Problem:
Copy out each line containing "Model" from the entries below.
--- start ---
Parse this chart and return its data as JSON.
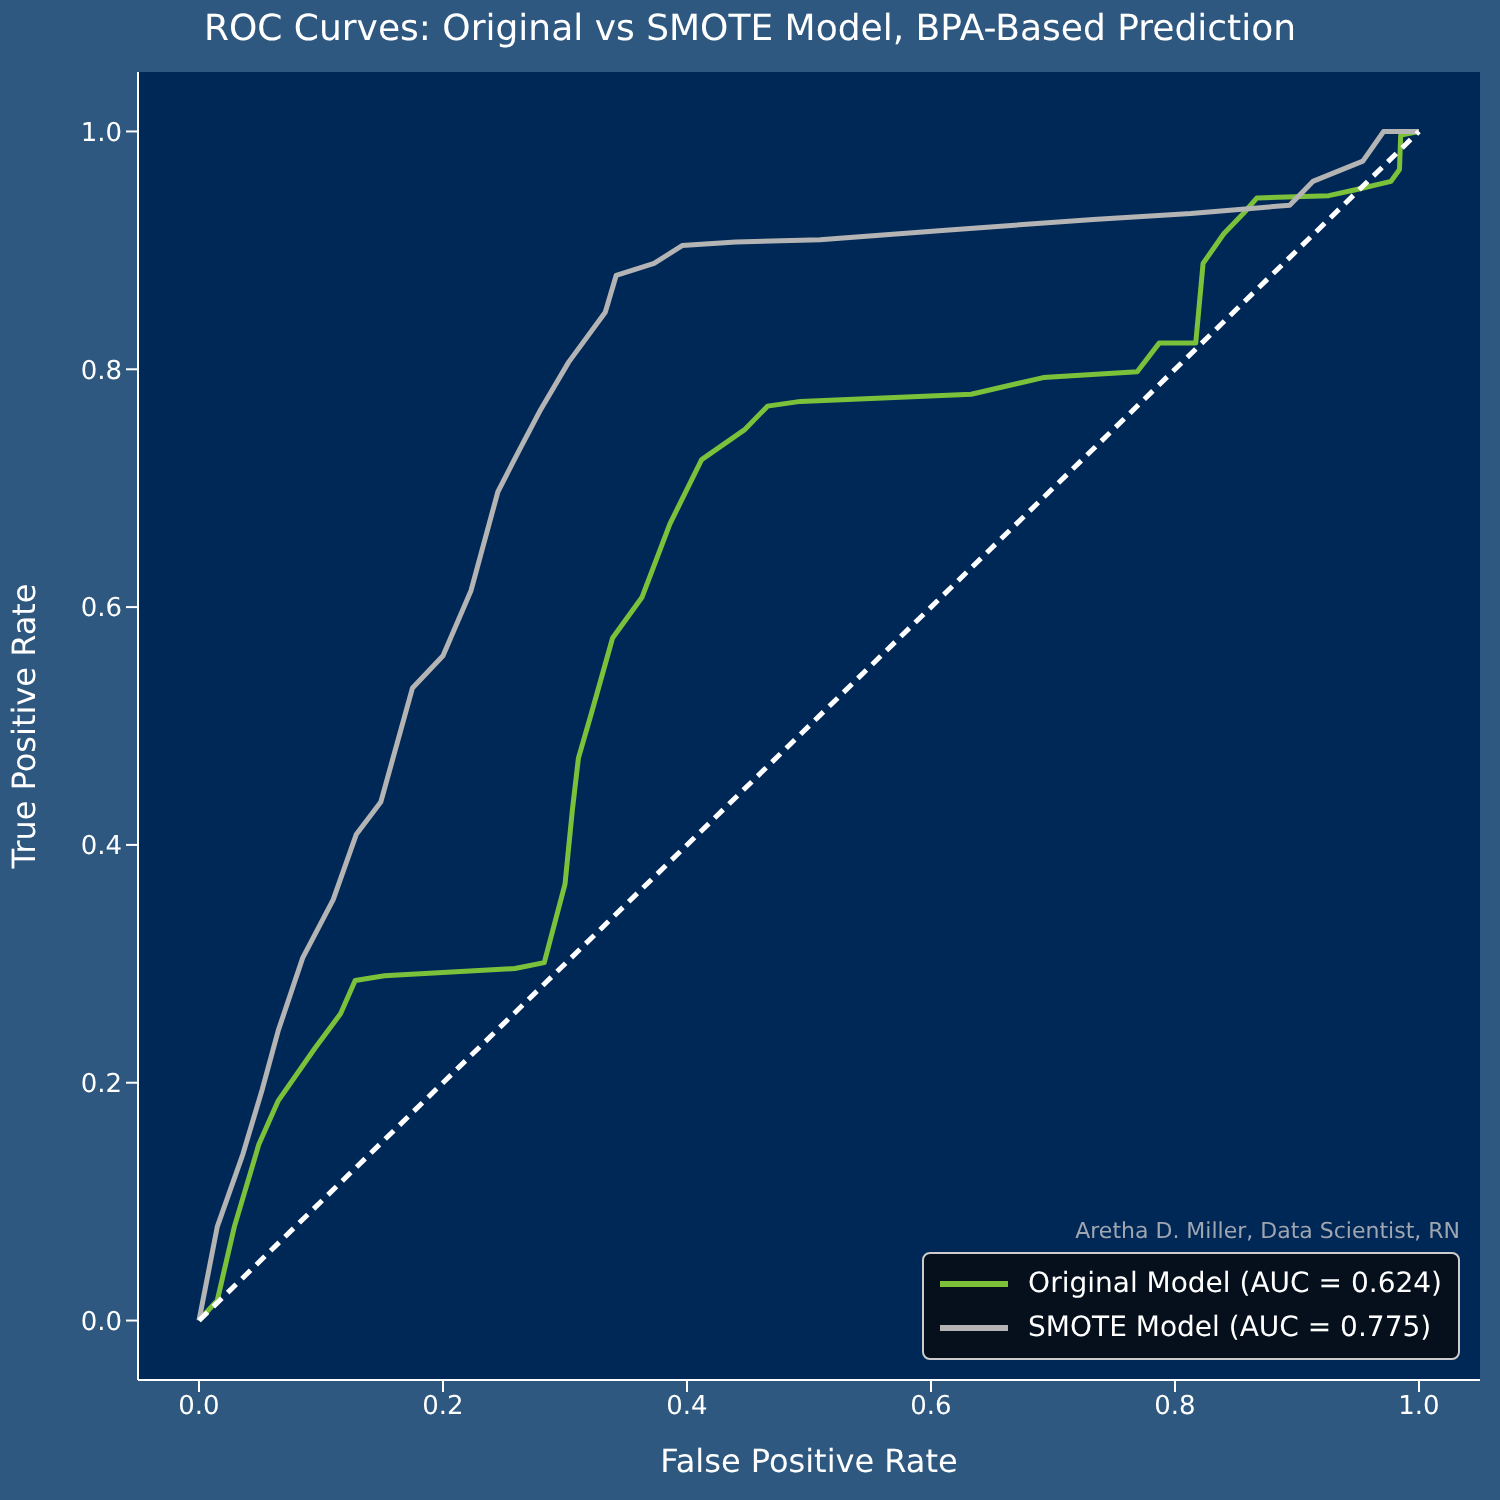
{
  "chart_data": {
    "type": "line",
    "title": "ROC Curves: Original vs SMOTE Model, BPA-Based Prediction",
    "xlabel": "False Positive Rate",
    "ylabel": "True Positive Rate",
    "annotations": [
      "Aretha D. Miller, Data Scientist, RN"
    ],
    "xlim": [
      -0.05,
      1.05
    ],
    "ylim": [
      -0.05,
      1.05
    ],
    "xticks": [
      {
        "value": 0,
        "label": "0.0"
      },
      {
        "value": 0.2,
        "label": "0.2"
      },
      {
        "value": 0.4,
        "label": "0.4"
      },
      {
        "value": 0.6,
        "label": "0.6"
      },
      {
        "value": 0.8,
        "label": "0.8"
      },
      {
        "value": 1,
        "label": "1.0"
      }
    ],
    "yticks": [
      {
        "value": 0,
        "label": "0.0"
      },
      {
        "value": 0.2,
        "label": "0.2"
      },
      {
        "value": 0.4,
        "label": "0.4"
      },
      {
        "value": 0.6,
        "label": "0.6"
      },
      {
        "value": 0.8,
        "label": "0.8"
      },
      {
        "value": 1,
        "label": "1.0"
      }
    ],
    "grid": false,
    "legend": "bottom right",
    "marker": "none",
    "series": [
      {
        "name": "Original Model (AUC = 0.624)",
        "color": "#7dc13b",
        "line_style": "solid",
        "x": [
          0,
          0.015,
          0.029,
          0.049,
          0.065,
          0.095,
          0.116,
          0.128,
          0.152,
          0.259,
          0.283,
          0.3,
          0.306,
          0.311,
          0.322,
          0.339,
          0.363,
          0.386,
          0.412,
          0.447,
          0.466,
          0.493,
          0.633,
          0.692,
          0.769,
          0.787,
          0.817,
          0.823,
          0.84,
          0.856,
          0.867,
          0.926,
          0.948,
          0.977,
          0.984,
          0.985,
          1
        ],
        "values": [
          0,
          0.017,
          0.079,
          0.148,
          0.185,
          0.229,
          0.258,
          0.286,
          0.29,
          0.296,
          0.301,
          0.367,
          0.429,
          0.473,
          0.512,
          0.574,
          0.608,
          0.67,
          0.724,
          0.749,
          0.769,
          0.773,
          0.779,
          0.793,
          0.798,
          0.822,
          0.822,
          0.889,
          0.914,
          0.931,
          0.944,
          0.946,
          0.951,
          0.958,
          0.968,
          0.997,
          1
        ]
      },
      {
        "name": "SMOTE Model (AUC = 0.775)",
        "color": "#b4b4b4",
        "line_style": "solid",
        "x": [
          0,
          0.015,
          0.036,
          0.052,
          0.065,
          0.085,
          0.11,
          0.129,
          0.149,
          0.175,
          0.2,
          0.223,
          0.245,
          0.262,
          0.28,
          0.303,
          0.333,
          0.342,
          0.373,
          0.396,
          0.44,
          0.509,
          0.612,
          0.733,
          0.813,
          0.894,
          0.913,
          0.954,
          0.971,
          1
        ],
        "values": [
          0,
          0.079,
          0.14,
          0.195,
          0.244,
          0.305,
          0.354,
          0.409,
          0.436,
          0.532,
          0.559,
          0.614,
          0.697,
          0.731,
          0.766,
          0.806,
          0.848,
          0.879,
          0.889,
          0.904,
          0.907,
          0.909,
          0.917,
          0.926,
          0.931,
          0.938,
          0.958,
          0.975,
          1,
          1
        ]
      },
      {
        "color": "#ffffff",
        "line_style": "dashed",
        "x": [
          0,
          1
        ],
        "values": [
          0,
          1
        ]
      }
    ]
  }
}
--- end ---
Answer for the task:
    "title": "ROC Curves: Original vs SMOTE Model, BPA-Based Prediction",
        "name": "Original Model (AUC = 0.624)",
        "name": "SMOTE Model (AUC = 0.775)",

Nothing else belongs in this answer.